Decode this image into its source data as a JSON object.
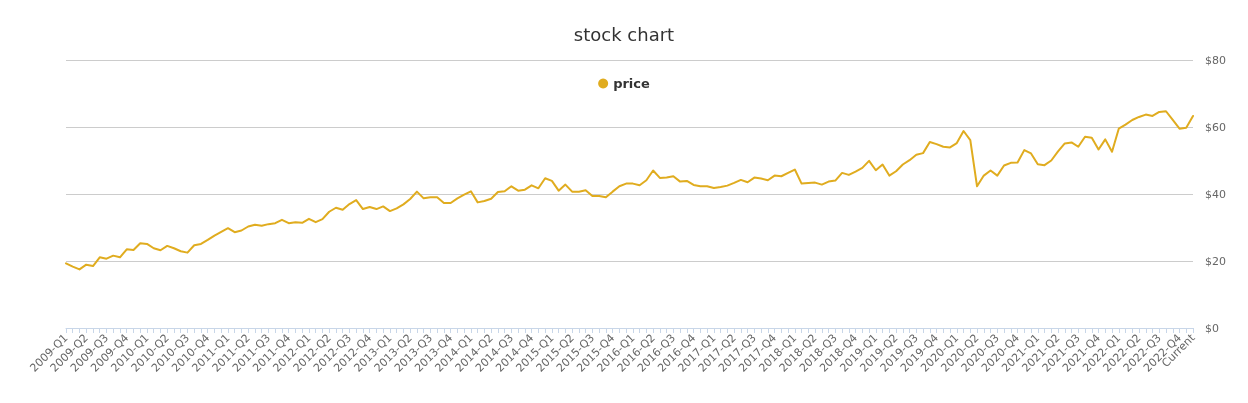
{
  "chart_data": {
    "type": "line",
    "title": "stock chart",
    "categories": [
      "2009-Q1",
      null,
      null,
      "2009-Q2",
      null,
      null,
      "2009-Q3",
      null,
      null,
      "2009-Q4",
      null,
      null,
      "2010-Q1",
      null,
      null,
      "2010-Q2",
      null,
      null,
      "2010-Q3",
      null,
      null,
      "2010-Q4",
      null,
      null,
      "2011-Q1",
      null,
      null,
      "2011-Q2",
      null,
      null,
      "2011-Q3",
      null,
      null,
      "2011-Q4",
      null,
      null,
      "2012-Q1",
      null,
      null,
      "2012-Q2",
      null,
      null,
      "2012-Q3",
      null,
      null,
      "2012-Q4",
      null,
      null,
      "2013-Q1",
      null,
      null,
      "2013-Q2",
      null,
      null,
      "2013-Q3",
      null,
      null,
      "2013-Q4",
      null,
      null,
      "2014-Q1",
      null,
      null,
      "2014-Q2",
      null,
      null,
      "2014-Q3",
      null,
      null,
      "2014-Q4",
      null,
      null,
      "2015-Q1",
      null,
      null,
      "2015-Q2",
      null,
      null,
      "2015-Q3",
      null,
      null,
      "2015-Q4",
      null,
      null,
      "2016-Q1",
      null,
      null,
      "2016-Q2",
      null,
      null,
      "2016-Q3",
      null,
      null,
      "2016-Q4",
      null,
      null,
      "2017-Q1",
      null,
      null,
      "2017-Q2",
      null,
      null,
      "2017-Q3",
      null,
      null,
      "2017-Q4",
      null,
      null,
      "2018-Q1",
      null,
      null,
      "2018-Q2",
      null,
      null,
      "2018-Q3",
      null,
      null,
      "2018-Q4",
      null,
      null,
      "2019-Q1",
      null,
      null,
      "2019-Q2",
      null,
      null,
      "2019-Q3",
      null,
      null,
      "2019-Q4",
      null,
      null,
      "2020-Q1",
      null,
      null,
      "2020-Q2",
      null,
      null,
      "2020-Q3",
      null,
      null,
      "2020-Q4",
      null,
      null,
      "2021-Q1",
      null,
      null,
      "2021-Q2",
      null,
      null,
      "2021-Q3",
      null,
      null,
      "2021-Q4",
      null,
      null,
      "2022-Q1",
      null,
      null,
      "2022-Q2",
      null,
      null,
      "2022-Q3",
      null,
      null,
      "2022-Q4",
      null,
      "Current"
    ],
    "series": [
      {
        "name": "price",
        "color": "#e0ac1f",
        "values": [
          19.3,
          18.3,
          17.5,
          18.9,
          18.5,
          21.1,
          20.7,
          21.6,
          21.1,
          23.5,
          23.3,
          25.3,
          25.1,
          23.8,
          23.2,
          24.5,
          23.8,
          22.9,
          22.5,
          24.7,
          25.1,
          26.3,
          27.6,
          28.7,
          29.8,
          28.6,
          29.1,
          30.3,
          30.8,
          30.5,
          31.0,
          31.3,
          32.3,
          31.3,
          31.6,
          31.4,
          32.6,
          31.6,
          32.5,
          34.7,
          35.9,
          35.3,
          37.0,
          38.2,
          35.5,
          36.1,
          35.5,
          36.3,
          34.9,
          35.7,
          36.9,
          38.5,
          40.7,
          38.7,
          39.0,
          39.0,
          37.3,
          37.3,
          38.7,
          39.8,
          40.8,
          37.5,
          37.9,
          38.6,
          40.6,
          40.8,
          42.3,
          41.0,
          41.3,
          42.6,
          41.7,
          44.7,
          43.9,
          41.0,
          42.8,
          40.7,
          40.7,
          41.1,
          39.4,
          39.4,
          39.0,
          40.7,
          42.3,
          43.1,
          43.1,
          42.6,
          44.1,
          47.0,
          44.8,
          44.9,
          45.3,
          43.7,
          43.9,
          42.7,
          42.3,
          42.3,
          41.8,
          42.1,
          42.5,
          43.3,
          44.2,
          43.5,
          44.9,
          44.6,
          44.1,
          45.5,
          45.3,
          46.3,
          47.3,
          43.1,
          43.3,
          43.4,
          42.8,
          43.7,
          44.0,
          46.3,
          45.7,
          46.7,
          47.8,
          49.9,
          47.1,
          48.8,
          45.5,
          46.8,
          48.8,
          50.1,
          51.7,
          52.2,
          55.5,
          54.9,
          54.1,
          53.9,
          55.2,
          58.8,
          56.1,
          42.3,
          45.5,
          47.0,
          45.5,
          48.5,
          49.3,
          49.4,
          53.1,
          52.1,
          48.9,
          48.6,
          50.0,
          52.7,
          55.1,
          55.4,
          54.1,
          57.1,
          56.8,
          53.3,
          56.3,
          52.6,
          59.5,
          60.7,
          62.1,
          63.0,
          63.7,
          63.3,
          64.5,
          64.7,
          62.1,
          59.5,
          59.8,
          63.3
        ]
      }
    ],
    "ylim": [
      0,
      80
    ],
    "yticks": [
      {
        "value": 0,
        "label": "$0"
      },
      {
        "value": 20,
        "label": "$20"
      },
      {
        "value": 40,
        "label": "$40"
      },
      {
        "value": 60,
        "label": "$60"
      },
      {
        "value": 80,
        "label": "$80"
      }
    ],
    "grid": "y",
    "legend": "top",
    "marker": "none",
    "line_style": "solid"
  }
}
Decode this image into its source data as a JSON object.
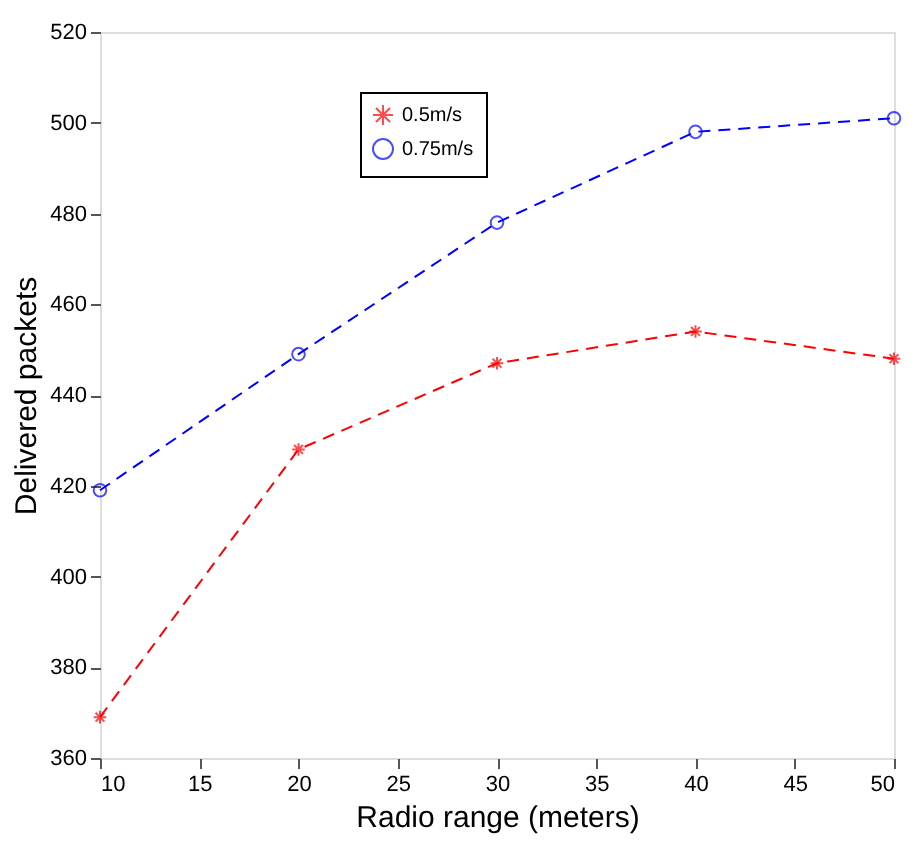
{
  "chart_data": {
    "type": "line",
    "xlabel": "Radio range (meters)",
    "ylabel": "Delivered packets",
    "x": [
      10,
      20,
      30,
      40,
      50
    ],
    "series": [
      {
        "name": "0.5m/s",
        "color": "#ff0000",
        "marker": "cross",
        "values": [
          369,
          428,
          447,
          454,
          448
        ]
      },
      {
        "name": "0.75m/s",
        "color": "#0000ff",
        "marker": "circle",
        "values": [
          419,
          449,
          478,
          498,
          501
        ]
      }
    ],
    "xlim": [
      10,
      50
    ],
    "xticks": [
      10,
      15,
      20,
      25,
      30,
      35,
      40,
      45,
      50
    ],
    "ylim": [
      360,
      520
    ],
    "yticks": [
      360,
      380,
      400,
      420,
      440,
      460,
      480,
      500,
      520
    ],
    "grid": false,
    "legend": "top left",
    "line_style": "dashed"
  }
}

## Written problem
Repeat the data exactly, excluding the pictures.

## Written response
Decode this image into its source data as a JSON object.
{
  "chart_data": {
    "type": "line",
    "title": "stock chart",
    "categories": [
      "2009-Q1",
      null,
      null,
      "2009-Q2",
      null,
      null,
      "2009-Q3",
      null,
      null,
      "2009-Q4",
      null,
      null,
      "2010-Q1",
      null,
      null,
      "2010-Q2",
      null,
      null,
      "2010-Q3",
      null,
      null,
      "2010-Q4",
      null,
      null,
      "2011-Q1",
      null,
      null,
      "2011-Q2",
      null,
      null,
      "2011-Q3",
      null,
      null,
      "2011-Q4",
      null,
      null,
      "2012-Q1",
      null,
      null,
      "2012-Q2",
      null,
      null,
      "2012-Q3",
      null,
      null,
      "2012-Q4",
      null,
      null,
      "2013-Q1",
      null,
      null,
      "2013-Q2",
      null,
      null,
      "2013-Q3",
      null,
      null,
      "2013-Q4",
      null,
      null,
      "2014-Q1",
      null,
      null,
      "2014-Q2",
      null,
      null,
      "2014-Q3",
      null,
      null,
      "2014-Q4",
      null,
      null,
      "2015-Q1",
      null,
      null,
      "2015-Q2",
      null,
      null,
      "2015-Q3",
      null,
      null,
      "2015-Q4",
      null,
      null,
      "2016-Q1",
      null,
      null,
      "2016-Q2",
      null,
      null,
      "2016-Q3",
      null,
      null,
      "2016-Q4",
      null,
      null,
      "2017-Q1",
      null,
      null,
      "2017-Q2",
      null,
      null,
      "2017-Q3",
      null,
      null,
      "2017-Q4",
      null,
      null,
      "2018-Q1",
      null,
      null,
      "2018-Q2",
      null,
      null,
      "2018-Q3",
      null,
      null,
      "2018-Q4",
      null,
      null,
      "2019-Q1",
      null,
      null,
      "2019-Q2",
      null,
      null,
      "2019-Q3",
      null,
      null,
      "2019-Q4",
      null,
      null,
      "2020-Q1",
      null,
      null,
      "2020-Q2",
      null,
      null,
      "2020-Q3",
      null,
      null,
      "2020-Q4",
      null,
      null,
      "2021-Q1",
      null,
      null,
      "2021-Q2",
      null,
      null,
      "2021-Q3",
      null,
      null,
      "2021-Q4",
      null,
      null,
      "2022-Q1",
      null,
      null,
      "2022-Q2",
      null,
      null,
      "2022-Q3",
      null,
      null,
      "2022-Q4",
      null,
      "Current"
    ],
    "series": [
      {
        "name": "price",
        "color": "#e0ac1f",
        "values": [
          19.3,
          18.3,
          17.5,
          18.9,
          18.5,
          21.1,
          20.7,
          21.6,
          21.1,
          23.5,
          23.3,
          25.3,
          25.1,
          23.8,
          23.2,
          24.5,
          23.8,
          22.9,
          22.5,
          24.7,
          25.1,
          26.3,
          27.6,
          28.7,
          29.8,
          28.6,
          29.1,
          30.3,
          30.8,
          30.5,
          31.0,
          31.3,
          32.3,
          31.3,
          31.6,
          31.4,
          32.6,
          31.6,
          32.5,
          34.7,
          35.9,
          35.3,
          37.0,
          38.2,
          35.5,
          36.1,
          35.5,
          36.3,
          34.9,
          35.7,
          36.9,
          38.5,
          40.7,
          38.7,
          39.0,
          39.0,
          37.3,
          37.3,
          38.7,
          39.8,
          40.8,
          37.5,
          37.9,
          38.6,
          40.6,
          40.8,
          42.3,
          41.0,
          41.3,
          42.6,
          41.7,
          44.7,
          43.9,
          41.0,
          42.8,
          40.7,
          40.7,
          41.1,
          39.4,
          39.4,
          39.0,
          40.7,
          42.3,
          43.1,
          43.1,
          42.6,
          44.1,
          47.0,
          44.8,
          44.9,
          45.3,
          43.7,
          43.9,
          42.7,
          42.3,
          42.3,
          41.8,
          42.1,
          42.5,
          43.3,
          44.2,
          43.5,
          44.9,
          44.6,
          44.1,
          45.5,
          45.3,
          46.3,
          47.3,
          43.1,
          43.3,
          43.4,
          42.8,
          43.7,
          44.0,
          46.3,
          45.7,
          46.7,
          47.8,
          49.9,
          47.1,
          48.8,
          45.5,
          46.8,
          48.8,
          50.1,
          51.7,
          52.2,
          55.5,
          54.9,
          54.1,
          53.9,
          55.2,
          58.8,
          56.1,
          42.3,
          45.5,
          47.0,
          45.5,
          48.5,
          49.3,
          49.4,
          53.1,
          52.1,
          48.9,
          48.6,
          50.0,
          52.7,
          55.1,
          55.4,
          54.1,
          57.1,
          56.8,
          53.3,
          56.3,
          52.6,
          59.5,
          60.7,
          62.1,
          63.0,
          63.7,
          63.3,
          64.5,
          64.7,
          62.1,
          59.5,
          59.8,
          63.3
        ]
      }
    ],
    "ylim": [
      0,
      80
    ],
    "yticks": [
      {
        "value": 0,
        "label": "$0"
      },
      {
        "value": 20,
        "label": "$20"
      },
      {
        "value": 40,
        "label": "$40"
      },
      {
        "value": 60,
        "label": "$60"
      },
      {
        "value": 80,
        "label": "$80"
      }
    ],
    "grid": "y",
    "legend": "top",
    "marker": "none",
    "line_style": "solid"
  }
}
Decode this image into its source data as a JSON object.
{
  "chart_data": {
    "type": "line",
    "xlabel": "Radio range (meters)",
    "ylabel": "Delivered packets",
    "x": [
      10,
      20,
      30,
      40,
      50
    ],
    "series": [
      {
        "name": "0.5m/s",
        "color": "#ff0000",
        "marker": "cross",
        "values": [
          369,
          428,
          447,
          454,
          448
        ]
      },
      {
        "name": "0.75m/s",
        "color": "#0000ff",
        "marker": "circle",
        "values": [
          419,
          449,
          478,
          498,
          501
        ]
      }
    ],
    "xlim": [
      10,
      50
    ],
    "xticks": [
      10,
      15,
      20,
      25,
      30,
      35,
      40,
      45,
      50
    ],
    "ylim": [
      360,
      520
    ],
    "yticks": [
      360,
      380,
      400,
      420,
      440,
      460,
      480,
      500,
      520
    ],
    "grid": false,
    "legend": "top left",
    "line_style": "dashed"
  }
}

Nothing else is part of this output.